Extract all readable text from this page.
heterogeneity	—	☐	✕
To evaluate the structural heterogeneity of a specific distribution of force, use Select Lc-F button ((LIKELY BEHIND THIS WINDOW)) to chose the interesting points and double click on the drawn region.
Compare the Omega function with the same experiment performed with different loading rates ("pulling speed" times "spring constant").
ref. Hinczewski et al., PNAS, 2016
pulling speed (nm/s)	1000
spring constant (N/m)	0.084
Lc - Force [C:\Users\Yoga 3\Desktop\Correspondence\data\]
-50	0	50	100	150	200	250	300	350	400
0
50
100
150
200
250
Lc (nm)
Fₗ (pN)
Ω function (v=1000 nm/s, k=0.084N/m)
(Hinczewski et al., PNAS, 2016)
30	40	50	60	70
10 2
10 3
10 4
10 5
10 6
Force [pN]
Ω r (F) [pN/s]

§

__AIM__.
Check each line above for the word "speed" and copy the ones that have it.

__SOLUTION__.
Compare the Omega function with the same experiment performed with different loading rates ("pulling speed" times "spring constant").
pulling speed (nm/s)	1000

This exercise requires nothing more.